* Begin DATA RECORDS *

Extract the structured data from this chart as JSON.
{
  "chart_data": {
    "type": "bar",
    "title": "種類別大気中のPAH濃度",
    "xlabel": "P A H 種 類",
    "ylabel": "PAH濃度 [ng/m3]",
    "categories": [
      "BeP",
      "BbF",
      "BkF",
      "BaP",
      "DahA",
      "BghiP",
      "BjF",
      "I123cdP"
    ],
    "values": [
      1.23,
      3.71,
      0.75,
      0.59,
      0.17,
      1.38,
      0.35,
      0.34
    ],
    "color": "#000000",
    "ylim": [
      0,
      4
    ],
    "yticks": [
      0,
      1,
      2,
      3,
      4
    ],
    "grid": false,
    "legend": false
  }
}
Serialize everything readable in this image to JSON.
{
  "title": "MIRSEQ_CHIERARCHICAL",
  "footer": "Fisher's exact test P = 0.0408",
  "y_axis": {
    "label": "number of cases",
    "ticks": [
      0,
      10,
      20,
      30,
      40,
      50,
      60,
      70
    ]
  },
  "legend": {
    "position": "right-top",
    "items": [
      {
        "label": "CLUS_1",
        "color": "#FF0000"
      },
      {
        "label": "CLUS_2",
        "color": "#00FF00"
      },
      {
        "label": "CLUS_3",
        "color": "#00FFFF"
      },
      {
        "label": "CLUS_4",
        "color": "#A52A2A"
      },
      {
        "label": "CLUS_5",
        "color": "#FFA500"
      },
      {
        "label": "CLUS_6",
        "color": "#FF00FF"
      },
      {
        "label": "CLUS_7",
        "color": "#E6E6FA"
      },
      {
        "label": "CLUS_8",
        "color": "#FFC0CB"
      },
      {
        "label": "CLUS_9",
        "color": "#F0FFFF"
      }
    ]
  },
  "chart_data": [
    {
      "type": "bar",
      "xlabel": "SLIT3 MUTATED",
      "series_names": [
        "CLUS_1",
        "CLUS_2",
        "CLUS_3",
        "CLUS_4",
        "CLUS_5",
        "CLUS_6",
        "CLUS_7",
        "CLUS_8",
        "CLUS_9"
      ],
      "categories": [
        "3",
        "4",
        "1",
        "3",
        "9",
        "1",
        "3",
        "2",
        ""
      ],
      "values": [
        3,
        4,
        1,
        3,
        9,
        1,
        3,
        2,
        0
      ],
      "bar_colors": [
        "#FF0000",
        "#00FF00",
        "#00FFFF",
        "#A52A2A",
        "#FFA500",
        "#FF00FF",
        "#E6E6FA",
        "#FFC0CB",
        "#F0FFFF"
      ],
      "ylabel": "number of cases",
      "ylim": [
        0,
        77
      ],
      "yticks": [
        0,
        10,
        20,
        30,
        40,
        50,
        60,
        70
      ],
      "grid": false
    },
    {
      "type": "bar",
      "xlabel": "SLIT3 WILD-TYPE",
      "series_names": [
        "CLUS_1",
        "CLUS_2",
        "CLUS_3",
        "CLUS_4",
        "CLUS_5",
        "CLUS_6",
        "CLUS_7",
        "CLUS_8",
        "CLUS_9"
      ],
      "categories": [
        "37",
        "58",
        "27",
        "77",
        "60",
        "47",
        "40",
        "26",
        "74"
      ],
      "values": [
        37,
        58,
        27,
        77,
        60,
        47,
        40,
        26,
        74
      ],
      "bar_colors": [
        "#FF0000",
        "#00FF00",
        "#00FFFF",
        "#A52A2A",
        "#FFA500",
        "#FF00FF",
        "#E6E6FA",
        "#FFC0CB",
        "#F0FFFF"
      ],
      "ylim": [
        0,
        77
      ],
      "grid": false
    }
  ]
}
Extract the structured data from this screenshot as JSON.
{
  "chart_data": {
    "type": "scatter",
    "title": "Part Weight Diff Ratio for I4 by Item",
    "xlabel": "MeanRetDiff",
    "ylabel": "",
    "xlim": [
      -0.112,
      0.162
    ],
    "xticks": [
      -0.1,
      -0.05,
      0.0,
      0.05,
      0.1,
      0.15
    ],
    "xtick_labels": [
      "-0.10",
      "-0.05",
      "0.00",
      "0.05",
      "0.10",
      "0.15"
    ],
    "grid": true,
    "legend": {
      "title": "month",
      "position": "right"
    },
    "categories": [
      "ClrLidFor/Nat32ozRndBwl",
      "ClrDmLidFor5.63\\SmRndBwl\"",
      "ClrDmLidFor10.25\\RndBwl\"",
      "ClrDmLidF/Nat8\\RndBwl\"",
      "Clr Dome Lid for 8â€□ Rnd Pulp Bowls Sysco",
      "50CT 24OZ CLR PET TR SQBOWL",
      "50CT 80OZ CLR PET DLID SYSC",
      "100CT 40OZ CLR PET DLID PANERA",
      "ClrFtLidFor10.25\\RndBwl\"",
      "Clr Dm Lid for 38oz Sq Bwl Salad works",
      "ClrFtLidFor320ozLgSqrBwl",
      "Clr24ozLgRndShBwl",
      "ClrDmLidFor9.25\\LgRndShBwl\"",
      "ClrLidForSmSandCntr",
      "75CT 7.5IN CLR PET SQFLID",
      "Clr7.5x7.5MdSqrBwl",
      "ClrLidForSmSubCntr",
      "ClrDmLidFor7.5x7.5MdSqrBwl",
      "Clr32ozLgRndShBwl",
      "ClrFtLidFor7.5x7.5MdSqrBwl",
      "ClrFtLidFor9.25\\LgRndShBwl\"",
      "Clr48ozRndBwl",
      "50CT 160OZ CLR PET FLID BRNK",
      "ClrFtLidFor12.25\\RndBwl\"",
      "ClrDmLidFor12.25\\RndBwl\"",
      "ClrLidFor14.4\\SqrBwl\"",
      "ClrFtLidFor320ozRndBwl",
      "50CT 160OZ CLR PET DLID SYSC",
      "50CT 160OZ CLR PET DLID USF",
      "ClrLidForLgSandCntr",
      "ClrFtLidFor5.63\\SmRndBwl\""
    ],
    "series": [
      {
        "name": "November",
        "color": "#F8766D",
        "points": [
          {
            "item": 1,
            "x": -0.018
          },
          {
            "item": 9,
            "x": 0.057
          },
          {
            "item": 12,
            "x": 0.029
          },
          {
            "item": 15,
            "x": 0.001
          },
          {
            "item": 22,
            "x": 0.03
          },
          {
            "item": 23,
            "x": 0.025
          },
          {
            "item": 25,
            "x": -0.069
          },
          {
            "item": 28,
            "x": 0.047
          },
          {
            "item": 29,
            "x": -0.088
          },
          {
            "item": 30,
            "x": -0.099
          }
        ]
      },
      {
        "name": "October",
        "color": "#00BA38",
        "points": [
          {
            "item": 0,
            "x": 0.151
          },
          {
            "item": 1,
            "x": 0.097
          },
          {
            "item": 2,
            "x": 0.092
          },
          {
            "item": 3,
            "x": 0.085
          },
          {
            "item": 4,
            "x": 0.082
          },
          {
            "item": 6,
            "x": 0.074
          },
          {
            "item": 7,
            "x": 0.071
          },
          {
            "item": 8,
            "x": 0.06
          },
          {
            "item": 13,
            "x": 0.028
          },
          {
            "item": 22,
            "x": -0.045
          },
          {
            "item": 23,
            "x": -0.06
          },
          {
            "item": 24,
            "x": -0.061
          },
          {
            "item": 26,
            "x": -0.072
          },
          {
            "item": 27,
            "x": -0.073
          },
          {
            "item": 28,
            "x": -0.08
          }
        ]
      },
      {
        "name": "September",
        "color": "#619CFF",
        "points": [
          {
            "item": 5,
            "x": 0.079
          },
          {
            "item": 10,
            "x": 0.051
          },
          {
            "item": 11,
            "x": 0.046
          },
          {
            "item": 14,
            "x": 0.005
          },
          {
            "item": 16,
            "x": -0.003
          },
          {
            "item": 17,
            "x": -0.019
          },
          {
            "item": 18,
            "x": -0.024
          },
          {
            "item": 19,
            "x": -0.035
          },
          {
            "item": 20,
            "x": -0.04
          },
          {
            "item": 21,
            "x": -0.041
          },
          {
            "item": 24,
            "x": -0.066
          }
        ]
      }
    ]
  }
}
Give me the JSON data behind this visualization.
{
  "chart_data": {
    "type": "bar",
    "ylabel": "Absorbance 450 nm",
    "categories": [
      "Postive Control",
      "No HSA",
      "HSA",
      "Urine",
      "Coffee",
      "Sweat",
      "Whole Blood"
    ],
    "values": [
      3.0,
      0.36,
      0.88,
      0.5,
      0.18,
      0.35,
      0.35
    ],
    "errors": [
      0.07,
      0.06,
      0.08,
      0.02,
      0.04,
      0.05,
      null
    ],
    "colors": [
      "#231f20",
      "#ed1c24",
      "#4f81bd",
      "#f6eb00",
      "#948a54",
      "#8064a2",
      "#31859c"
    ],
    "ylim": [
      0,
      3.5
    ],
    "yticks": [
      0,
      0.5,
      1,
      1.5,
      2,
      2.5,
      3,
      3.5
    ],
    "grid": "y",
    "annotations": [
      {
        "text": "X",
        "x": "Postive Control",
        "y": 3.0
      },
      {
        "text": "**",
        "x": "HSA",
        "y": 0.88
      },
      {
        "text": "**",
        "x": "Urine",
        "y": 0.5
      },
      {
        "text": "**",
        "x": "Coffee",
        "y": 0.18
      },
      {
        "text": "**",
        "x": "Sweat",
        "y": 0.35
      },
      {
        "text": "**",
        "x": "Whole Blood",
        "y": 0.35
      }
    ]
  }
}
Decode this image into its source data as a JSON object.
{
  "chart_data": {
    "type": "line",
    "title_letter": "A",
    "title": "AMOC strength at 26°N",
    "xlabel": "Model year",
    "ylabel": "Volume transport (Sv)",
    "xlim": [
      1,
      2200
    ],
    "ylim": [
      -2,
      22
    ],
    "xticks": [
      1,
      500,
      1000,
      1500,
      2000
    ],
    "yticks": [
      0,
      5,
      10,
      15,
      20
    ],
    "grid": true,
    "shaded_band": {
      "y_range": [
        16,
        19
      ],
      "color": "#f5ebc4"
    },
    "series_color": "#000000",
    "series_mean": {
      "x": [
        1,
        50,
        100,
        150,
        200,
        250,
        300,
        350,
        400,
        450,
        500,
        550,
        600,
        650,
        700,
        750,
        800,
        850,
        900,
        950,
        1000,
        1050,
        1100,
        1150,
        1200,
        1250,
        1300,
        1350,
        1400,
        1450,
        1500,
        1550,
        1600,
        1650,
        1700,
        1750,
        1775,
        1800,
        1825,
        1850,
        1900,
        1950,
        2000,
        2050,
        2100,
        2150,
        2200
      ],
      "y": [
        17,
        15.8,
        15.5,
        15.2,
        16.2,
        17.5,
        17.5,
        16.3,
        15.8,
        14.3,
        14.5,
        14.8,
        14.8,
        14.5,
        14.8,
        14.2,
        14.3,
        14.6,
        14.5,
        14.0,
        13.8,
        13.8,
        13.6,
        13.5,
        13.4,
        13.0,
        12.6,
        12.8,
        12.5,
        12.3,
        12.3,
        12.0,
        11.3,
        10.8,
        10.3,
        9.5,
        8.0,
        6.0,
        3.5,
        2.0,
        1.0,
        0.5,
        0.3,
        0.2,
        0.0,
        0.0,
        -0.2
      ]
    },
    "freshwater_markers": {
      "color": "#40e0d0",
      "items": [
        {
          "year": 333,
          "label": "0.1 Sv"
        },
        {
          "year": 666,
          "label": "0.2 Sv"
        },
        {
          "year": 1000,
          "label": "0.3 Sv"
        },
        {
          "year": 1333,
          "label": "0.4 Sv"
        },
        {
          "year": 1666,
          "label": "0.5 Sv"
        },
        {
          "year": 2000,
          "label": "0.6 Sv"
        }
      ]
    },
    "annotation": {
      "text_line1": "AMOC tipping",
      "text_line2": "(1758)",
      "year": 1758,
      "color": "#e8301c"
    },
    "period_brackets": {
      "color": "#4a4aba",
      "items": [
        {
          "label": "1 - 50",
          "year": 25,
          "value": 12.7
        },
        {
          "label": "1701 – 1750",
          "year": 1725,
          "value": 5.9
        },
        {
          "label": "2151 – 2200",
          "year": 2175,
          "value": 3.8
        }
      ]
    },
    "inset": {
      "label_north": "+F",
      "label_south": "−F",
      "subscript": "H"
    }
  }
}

* End DATA RECORDS *

From the records above, pull out every line containing the word "DLID".

— OUTPUT OF THE EXERCISE —
      "50CT 80OZ CLR PET DLID SYSC",
      "100CT 40OZ CLR PET DLID PANERA",
      "50CT 160OZ CLR PET DLID SYSC",
      "50CT 160OZ CLR PET DLID USF",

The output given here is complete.